EXERCISE REQUIREMENTS: Your task is to transcribe all of the records exactly and leave out the pictures.

--- start of EXTRACTED ENTRIES ---

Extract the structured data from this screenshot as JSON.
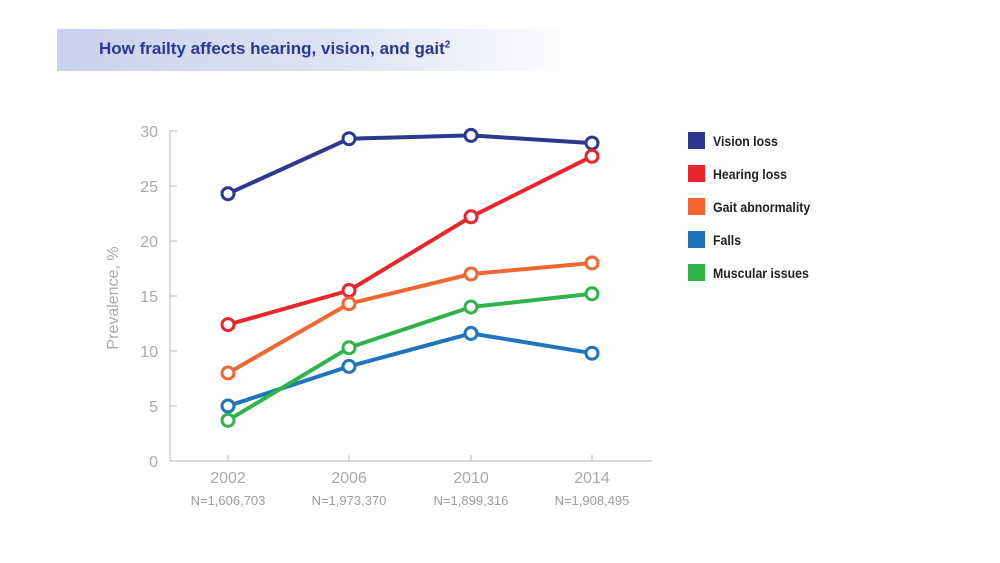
{
  "header": {
    "title": "How frailty affects hearing, vision, and gait",
    "title_superscript": "2"
  },
  "chart_data": {
    "type": "line",
    "x": [
      "2002",
      "2006",
      "2010",
      "2014"
    ],
    "x_sublabels": [
      "N=1,606,703",
      "N=1,973,370",
      "N=1,899,316",
      "N=1,908,495"
    ],
    "ylabel": "Prevalence, %",
    "ylim": [
      0,
      30
    ],
    "yticks": [
      0,
      5,
      10,
      15,
      20,
      25,
      30
    ],
    "grid": false,
    "legend_position": "right",
    "series": [
      {
        "name": "Vision loss",
        "color": "#2b3a8f",
        "values": [
          24.3,
          29.3,
          29.6,
          28.9
        ]
      },
      {
        "name": "Hearing loss",
        "color": "#e8262c",
        "values": [
          12.4,
          15.5,
          22.2,
          27.7
        ]
      },
      {
        "name": "Gait abnormality",
        "color": "#f26631",
        "values": [
          8.0,
          14.3,
          17.0,
          18.0
        ]
      },
      {
        "name": "Falls",
        "color": "#1f75bc",
        "values": [
          5.0,
          8.6,
          11.6,
          9.8
        ]
      },
      {
        "name": "Muscular issues",
        "color": "#2fb34a",
        "values": [
          3.7,
          10.3,
          14.0,
          15.2
        ]
      }
    ]
  }
}
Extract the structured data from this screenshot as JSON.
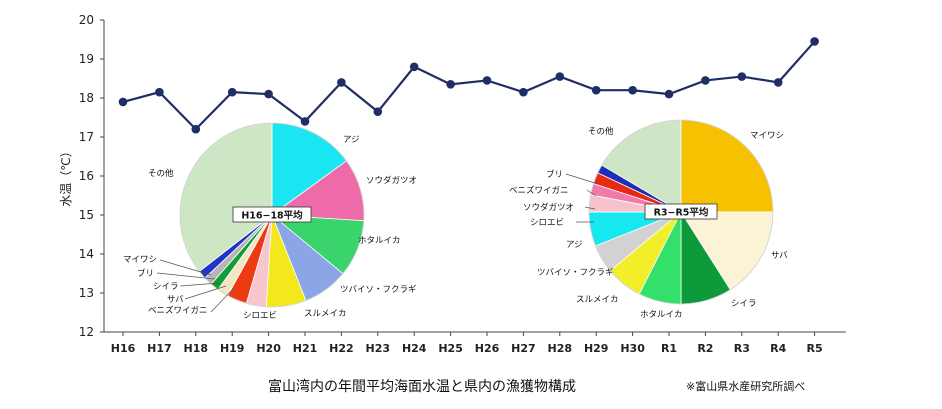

--- end of EXTRACTED ENTRIES ---

RESULT:
Extract the structured data from this screenshot as JSON.
{
  "header": {
    "title": "How frailty affects hearing, vision, and gait",
    "title_superscript": "2"
  },
  "chart_data": {
    "type": "line",
    "x": [
      "2002",
      "2006",
      "2010",
      "2014"
    ],
    "x_sublabels": [
      "N=1,606,703",
      "N=1,973,370",
      "N=1,899,316",
      "N=1,908,495"
    ],
    "ylabel": "Prevalence, %",
    "ylim": [
      0,
      30
    ],
    "yticks": [
      0,
      5,
      10,
      15,
      20,
      25,
      30
    ],
    "grid": false,
    "legend_position": "right",
    "series": [
      {
        "name": "Vision loss",
        "color": "#2b3a8f",
        "values": [
          24.3,
          29.3,
          29.6,
          28.9
        ]
      },
      {
        "name": "Hearing loss",
        "color": "#e8262c",
        "values": [
          12.4,
          15.5,
          22.2,
          27.7
        ]
      },
      {
        "name": "Gait abnormality",
        "color": "#f26631",
        "values": [
          8.0,
          14.3,
          17.0,
          18.0
        ]
      },
      {
        "name": "Falls",
        "color": "#1f75bc",
        "values": [
          5.0,
          8.6,
          11.6,
          9.8
        ]
      },
      {
        "name": "Muscular issues",
        "color": "#2fb34a",
        "values": [
          3.7,
          10.3,
          14.0,
          15.2
        ]
      }
    ]
  }
}
Extract the structured data from this screenshot as JSON.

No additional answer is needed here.